Problem to work on: In the records that follow, locate every line with "between" and extract it.

Material shown:
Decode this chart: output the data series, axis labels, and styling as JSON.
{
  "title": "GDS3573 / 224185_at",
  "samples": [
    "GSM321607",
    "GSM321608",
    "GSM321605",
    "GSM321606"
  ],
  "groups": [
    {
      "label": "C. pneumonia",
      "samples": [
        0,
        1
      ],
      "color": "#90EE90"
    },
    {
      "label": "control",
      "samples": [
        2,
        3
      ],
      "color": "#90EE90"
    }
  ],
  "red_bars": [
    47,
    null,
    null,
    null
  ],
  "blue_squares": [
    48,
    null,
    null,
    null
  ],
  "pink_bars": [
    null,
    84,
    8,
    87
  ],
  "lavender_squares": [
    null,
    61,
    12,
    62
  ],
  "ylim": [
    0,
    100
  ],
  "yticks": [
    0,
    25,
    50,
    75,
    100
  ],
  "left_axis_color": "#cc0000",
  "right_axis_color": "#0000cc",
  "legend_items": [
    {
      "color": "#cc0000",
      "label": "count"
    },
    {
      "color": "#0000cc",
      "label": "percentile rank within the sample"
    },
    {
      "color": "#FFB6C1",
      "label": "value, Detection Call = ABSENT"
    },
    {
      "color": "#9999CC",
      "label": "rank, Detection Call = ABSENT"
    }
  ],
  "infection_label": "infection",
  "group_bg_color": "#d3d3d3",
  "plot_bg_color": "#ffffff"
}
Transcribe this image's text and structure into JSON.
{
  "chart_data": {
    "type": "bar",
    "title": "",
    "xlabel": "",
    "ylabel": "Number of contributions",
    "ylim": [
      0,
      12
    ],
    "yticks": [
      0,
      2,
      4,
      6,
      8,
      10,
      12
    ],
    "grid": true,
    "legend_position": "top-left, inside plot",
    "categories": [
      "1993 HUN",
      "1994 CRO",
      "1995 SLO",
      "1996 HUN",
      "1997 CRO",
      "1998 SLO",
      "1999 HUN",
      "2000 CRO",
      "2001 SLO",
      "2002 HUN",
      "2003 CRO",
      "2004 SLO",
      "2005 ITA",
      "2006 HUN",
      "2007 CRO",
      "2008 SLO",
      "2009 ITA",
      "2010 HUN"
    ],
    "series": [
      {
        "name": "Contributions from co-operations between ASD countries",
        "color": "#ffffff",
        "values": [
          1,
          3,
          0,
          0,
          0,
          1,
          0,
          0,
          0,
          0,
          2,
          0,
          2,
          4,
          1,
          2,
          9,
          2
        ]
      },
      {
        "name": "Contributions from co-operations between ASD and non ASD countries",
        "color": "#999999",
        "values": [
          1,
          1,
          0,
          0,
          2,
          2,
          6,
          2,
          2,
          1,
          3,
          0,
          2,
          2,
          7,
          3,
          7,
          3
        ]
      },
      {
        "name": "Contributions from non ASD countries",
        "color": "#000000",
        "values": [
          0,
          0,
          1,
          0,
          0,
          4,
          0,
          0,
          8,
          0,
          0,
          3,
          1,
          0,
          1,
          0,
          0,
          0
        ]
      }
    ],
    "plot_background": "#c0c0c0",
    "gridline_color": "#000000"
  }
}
---
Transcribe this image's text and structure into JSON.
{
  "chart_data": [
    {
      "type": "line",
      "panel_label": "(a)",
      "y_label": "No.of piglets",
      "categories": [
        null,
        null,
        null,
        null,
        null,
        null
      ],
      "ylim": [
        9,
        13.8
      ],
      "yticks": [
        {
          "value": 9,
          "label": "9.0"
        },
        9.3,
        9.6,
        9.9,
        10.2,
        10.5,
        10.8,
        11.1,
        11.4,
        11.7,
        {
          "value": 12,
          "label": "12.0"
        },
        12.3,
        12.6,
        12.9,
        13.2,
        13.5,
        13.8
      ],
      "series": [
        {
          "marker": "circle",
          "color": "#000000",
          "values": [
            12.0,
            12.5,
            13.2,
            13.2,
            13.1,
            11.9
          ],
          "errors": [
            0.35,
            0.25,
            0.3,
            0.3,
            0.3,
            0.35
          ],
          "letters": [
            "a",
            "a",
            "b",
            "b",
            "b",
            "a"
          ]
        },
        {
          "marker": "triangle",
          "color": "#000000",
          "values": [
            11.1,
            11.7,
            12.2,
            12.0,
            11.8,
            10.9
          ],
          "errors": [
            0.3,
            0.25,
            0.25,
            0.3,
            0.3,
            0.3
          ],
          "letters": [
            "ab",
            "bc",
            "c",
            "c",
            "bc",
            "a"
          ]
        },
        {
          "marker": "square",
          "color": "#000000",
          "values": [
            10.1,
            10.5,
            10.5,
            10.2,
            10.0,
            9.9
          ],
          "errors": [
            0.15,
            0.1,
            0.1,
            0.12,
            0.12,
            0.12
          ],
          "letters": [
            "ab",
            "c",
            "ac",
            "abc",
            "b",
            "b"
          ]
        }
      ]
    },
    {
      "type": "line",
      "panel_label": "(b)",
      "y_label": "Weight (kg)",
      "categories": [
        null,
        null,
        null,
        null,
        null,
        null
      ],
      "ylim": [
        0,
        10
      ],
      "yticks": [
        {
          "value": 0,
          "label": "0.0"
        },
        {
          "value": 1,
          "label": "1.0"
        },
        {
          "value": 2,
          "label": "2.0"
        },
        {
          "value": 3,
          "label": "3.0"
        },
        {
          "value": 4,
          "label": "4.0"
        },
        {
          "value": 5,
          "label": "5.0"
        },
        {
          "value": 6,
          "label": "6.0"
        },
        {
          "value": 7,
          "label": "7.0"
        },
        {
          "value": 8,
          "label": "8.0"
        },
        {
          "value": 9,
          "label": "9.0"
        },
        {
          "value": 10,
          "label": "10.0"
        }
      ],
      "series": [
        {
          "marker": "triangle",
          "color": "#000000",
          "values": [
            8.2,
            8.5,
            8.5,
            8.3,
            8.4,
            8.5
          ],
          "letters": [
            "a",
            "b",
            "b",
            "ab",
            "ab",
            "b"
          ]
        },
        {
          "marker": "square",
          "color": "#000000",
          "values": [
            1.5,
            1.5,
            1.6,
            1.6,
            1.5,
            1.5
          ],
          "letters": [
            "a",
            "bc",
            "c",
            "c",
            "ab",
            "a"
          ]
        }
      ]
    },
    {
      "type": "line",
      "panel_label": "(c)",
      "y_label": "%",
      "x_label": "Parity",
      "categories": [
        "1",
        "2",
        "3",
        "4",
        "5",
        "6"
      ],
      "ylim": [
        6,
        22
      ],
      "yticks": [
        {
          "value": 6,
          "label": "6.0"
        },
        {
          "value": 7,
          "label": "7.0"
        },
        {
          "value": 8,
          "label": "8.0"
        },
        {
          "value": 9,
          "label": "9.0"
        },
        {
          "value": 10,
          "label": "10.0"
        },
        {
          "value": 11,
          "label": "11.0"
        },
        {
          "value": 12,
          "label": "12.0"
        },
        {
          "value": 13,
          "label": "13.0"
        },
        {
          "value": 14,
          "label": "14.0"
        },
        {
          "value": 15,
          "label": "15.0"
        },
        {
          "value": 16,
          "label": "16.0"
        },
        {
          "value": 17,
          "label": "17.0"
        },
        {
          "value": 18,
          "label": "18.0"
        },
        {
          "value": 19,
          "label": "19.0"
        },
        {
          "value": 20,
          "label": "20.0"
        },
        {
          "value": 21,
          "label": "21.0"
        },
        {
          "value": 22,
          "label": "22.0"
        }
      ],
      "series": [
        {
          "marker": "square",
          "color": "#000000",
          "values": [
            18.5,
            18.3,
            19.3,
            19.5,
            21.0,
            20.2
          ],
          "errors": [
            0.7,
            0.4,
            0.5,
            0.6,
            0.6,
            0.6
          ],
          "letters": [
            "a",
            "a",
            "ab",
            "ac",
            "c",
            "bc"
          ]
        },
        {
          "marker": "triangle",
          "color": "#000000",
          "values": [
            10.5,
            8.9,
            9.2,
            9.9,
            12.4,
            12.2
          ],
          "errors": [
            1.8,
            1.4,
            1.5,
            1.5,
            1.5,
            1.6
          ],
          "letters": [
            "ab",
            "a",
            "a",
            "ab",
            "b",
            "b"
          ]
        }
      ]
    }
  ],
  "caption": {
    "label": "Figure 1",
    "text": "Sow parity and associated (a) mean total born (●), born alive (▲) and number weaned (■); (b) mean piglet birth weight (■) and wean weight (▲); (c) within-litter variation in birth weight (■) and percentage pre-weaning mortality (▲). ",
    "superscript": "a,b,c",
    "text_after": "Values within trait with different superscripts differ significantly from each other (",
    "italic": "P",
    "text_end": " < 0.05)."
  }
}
==
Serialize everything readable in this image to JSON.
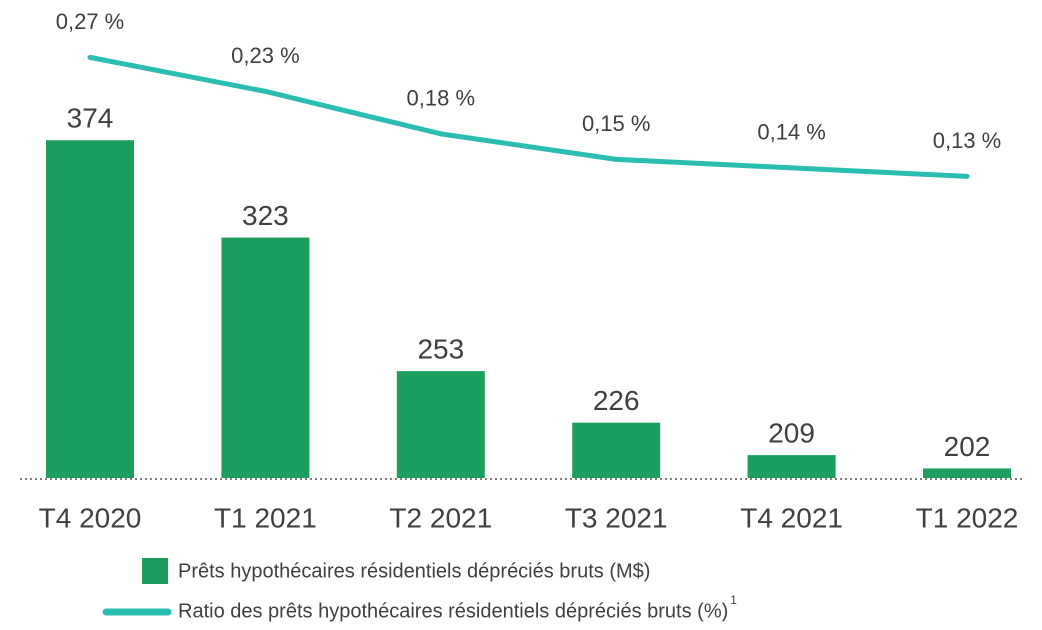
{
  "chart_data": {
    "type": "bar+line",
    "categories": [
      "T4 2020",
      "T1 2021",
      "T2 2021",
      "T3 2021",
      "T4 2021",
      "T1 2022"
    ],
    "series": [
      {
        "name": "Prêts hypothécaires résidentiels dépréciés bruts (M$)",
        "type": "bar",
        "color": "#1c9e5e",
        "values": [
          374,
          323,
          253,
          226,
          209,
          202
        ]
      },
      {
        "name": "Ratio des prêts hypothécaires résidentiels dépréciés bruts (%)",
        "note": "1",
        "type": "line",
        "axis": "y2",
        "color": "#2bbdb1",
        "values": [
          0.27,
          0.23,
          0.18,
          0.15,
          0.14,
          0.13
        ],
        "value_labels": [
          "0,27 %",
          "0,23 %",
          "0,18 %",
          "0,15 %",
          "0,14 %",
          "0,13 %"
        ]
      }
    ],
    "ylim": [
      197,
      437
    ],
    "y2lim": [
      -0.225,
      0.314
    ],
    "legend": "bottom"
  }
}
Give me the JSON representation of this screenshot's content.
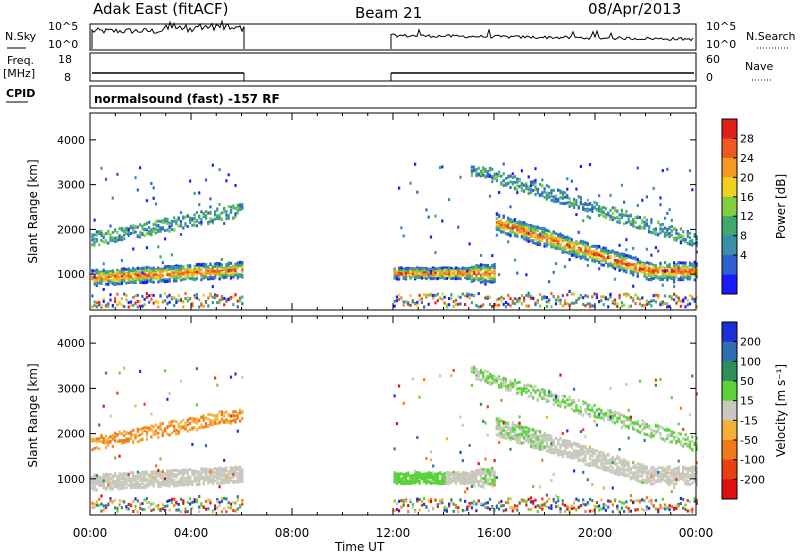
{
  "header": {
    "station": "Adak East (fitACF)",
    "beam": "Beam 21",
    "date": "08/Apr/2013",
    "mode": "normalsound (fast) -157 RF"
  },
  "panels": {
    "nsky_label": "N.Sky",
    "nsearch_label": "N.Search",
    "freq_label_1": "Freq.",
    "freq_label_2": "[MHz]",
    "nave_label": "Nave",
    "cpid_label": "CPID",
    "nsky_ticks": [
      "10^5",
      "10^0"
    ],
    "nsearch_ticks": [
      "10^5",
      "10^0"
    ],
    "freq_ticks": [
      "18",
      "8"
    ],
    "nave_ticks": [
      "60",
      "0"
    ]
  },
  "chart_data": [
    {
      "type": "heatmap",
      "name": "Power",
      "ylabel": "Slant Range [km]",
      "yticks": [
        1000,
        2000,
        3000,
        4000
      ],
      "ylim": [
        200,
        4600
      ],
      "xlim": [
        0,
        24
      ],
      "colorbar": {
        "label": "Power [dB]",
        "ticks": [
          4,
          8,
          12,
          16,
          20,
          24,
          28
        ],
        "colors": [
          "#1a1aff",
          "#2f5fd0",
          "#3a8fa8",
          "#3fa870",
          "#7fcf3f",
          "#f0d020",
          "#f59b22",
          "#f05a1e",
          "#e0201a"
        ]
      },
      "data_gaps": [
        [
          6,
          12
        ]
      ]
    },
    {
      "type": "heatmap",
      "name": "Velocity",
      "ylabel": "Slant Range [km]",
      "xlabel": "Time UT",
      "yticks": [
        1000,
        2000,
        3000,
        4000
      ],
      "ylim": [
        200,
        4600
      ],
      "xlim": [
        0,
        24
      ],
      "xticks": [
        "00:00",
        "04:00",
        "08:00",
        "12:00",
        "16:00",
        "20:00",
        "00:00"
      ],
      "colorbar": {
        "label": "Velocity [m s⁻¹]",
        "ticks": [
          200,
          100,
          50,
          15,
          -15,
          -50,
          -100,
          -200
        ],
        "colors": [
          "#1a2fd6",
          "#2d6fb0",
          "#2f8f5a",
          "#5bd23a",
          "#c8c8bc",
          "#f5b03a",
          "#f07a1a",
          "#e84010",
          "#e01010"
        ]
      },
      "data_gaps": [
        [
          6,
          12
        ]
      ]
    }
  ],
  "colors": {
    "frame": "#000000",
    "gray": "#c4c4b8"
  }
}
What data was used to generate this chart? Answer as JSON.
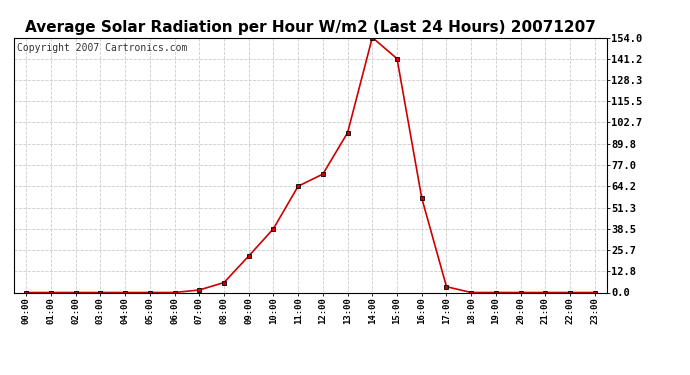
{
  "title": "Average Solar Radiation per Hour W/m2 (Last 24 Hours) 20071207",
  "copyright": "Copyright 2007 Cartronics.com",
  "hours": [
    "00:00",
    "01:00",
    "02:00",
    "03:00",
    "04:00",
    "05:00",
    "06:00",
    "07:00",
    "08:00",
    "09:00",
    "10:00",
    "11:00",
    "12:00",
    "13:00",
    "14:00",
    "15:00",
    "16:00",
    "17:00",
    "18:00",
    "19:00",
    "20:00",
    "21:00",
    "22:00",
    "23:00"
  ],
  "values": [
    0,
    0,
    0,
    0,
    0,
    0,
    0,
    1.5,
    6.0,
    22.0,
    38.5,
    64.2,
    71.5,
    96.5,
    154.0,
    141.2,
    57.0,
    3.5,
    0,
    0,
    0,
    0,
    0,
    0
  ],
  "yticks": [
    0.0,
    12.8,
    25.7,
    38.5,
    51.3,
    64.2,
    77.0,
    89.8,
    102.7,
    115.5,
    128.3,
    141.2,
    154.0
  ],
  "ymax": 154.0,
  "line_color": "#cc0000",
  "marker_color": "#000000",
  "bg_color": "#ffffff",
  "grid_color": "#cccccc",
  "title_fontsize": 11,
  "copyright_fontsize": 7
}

Answer for the task:
        "name": "Contributions from co-operations between ASD countries",
        "name": "Contributions from co-operations between ASD and non ASD countries",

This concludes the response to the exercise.